Find the lines that hold the word "fracturas" and return them.

____ The input

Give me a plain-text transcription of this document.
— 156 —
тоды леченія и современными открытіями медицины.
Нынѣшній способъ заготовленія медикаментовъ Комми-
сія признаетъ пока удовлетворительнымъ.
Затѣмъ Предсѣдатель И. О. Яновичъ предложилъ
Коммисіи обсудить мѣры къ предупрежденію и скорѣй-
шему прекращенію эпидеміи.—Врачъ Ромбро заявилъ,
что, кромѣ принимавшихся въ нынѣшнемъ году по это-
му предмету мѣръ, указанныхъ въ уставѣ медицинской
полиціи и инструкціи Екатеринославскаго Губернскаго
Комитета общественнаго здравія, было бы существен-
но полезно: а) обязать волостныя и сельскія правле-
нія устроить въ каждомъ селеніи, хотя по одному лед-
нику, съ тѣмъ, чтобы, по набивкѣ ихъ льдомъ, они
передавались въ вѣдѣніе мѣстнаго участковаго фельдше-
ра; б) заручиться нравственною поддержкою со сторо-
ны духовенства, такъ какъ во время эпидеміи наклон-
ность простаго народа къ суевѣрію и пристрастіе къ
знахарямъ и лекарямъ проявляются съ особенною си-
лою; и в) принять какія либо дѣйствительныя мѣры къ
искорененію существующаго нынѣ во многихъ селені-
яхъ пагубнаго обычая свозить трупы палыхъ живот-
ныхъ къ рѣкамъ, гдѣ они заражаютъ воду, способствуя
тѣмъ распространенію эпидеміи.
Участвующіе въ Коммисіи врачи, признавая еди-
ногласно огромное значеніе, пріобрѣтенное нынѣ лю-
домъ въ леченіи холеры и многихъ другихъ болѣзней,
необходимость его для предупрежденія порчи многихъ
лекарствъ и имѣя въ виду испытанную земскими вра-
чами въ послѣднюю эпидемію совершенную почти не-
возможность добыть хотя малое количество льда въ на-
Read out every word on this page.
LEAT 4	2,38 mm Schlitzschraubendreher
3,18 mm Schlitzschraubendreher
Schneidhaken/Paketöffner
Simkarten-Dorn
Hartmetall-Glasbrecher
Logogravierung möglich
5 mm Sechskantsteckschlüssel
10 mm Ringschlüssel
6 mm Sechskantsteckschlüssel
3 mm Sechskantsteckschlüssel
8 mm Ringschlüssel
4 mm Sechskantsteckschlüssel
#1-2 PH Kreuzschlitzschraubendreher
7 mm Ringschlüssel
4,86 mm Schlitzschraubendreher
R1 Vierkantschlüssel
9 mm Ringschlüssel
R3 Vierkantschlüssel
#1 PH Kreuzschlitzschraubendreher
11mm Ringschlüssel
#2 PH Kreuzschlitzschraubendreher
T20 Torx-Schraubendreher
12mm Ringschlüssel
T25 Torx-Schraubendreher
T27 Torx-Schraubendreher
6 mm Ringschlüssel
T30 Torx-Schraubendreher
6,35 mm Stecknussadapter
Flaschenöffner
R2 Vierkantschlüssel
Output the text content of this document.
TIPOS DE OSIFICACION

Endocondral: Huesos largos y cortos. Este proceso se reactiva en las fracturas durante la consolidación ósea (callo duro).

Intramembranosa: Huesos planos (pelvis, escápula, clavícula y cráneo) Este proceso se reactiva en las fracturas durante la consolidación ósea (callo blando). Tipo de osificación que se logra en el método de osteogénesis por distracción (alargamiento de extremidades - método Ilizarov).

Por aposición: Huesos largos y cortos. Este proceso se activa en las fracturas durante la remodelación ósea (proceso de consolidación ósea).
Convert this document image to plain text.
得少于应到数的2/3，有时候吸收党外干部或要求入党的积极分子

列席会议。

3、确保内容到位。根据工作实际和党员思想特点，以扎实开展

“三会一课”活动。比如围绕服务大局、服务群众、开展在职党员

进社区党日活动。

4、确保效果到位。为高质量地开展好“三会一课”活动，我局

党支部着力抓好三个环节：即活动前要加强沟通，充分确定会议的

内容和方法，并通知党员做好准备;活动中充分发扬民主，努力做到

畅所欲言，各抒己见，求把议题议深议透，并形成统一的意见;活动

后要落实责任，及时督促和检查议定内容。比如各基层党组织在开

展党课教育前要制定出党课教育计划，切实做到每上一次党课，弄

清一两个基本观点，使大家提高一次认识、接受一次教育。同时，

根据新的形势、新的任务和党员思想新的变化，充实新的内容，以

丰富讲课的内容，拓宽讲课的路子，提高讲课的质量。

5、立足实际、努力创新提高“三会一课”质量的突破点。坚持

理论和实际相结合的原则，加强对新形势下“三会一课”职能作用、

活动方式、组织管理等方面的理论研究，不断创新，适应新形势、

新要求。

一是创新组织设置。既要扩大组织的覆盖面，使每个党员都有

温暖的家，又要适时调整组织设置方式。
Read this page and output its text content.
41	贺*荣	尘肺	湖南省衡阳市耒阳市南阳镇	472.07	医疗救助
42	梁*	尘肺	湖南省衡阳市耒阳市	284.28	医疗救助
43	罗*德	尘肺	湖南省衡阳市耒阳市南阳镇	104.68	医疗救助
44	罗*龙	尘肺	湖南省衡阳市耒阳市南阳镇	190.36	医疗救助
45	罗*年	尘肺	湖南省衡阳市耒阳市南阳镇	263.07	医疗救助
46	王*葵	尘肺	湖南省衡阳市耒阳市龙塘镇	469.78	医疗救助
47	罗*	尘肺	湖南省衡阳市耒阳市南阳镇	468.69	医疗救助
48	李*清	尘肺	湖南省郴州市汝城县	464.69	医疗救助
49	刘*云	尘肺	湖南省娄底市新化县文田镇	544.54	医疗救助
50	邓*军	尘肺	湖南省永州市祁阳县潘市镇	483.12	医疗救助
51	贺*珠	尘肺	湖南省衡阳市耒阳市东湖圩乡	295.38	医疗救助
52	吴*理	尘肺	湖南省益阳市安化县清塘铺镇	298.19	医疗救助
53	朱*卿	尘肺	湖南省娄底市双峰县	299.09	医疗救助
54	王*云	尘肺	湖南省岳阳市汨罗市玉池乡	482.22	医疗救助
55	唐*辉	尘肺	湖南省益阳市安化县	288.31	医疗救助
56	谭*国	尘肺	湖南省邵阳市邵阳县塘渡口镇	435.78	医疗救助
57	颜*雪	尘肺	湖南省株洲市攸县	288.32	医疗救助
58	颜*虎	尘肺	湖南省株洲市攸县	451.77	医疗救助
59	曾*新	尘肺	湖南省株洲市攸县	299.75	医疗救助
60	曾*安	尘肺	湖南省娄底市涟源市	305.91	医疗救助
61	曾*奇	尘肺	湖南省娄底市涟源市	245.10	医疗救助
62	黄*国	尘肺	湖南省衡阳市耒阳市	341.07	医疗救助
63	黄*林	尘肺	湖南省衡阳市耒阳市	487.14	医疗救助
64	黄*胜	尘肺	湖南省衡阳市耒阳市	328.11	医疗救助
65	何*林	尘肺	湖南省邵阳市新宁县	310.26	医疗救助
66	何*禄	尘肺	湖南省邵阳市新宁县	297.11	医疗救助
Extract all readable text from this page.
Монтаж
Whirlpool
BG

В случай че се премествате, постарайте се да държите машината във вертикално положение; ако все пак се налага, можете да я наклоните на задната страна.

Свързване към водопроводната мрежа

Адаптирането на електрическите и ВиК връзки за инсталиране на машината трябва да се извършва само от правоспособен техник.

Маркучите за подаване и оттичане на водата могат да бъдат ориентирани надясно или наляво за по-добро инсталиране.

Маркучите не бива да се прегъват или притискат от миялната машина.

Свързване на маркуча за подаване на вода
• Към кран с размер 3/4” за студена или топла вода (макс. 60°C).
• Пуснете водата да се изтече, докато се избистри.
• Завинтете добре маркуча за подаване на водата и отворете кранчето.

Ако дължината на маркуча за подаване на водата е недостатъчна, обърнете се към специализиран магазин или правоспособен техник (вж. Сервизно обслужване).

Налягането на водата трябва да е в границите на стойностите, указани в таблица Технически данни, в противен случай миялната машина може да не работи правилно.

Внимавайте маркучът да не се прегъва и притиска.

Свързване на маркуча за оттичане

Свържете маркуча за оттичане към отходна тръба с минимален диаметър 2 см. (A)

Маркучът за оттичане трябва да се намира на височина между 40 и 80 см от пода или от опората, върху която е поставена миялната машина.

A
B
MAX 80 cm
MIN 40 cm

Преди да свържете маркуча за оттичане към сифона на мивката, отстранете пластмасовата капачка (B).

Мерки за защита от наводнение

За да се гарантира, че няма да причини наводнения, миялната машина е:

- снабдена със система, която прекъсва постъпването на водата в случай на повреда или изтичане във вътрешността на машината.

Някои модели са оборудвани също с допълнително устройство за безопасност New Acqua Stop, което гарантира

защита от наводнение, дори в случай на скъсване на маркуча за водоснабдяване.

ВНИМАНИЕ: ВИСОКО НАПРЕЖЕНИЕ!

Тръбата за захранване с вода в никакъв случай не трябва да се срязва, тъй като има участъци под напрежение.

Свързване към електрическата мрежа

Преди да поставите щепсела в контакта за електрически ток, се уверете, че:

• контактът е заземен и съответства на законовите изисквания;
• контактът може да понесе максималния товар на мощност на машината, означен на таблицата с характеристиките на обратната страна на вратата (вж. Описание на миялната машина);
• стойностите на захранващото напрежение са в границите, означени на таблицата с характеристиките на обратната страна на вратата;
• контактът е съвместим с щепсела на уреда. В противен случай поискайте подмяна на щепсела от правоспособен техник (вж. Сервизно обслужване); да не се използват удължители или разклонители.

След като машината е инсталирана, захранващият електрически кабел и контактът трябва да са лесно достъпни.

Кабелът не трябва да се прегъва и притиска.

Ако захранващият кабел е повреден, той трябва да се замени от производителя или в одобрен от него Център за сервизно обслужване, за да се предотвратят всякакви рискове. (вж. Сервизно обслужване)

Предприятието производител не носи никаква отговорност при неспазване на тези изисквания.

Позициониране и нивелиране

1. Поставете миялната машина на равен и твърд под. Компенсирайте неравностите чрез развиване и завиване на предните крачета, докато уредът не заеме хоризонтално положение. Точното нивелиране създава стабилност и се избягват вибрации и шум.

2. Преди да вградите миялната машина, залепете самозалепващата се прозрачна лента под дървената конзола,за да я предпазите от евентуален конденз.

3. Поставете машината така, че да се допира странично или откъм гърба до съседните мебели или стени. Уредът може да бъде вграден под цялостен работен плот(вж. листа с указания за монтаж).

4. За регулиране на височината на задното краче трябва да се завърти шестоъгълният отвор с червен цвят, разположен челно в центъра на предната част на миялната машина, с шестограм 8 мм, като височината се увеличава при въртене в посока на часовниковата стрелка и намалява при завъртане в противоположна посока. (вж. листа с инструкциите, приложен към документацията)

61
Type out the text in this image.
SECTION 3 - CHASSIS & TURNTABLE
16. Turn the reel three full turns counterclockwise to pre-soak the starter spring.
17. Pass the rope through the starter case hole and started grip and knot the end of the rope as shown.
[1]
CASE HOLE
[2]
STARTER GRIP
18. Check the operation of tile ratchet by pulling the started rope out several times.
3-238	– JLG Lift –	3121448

________

## [Output below]
Endocondral: Huesos largos y cortos. Este proceso se reactiva en las fracturas durante la consolidación ósea (callo duro).
Intramembranosa: Huesos planos (pelvis, escápula, clavícula y cráneo) Este proceso se reactiva en las fracturas durante la consolidación ósea (callo blando). Tipo de osificación que se logra en el método de osteogénesis por distracción (alargamiento de extremidades - método Ilizarov).
Por aposición: Huesos largos y cortos. Este proceso se activa en las fracturas durante la remodelación ósea (proceso de consolidación ósea).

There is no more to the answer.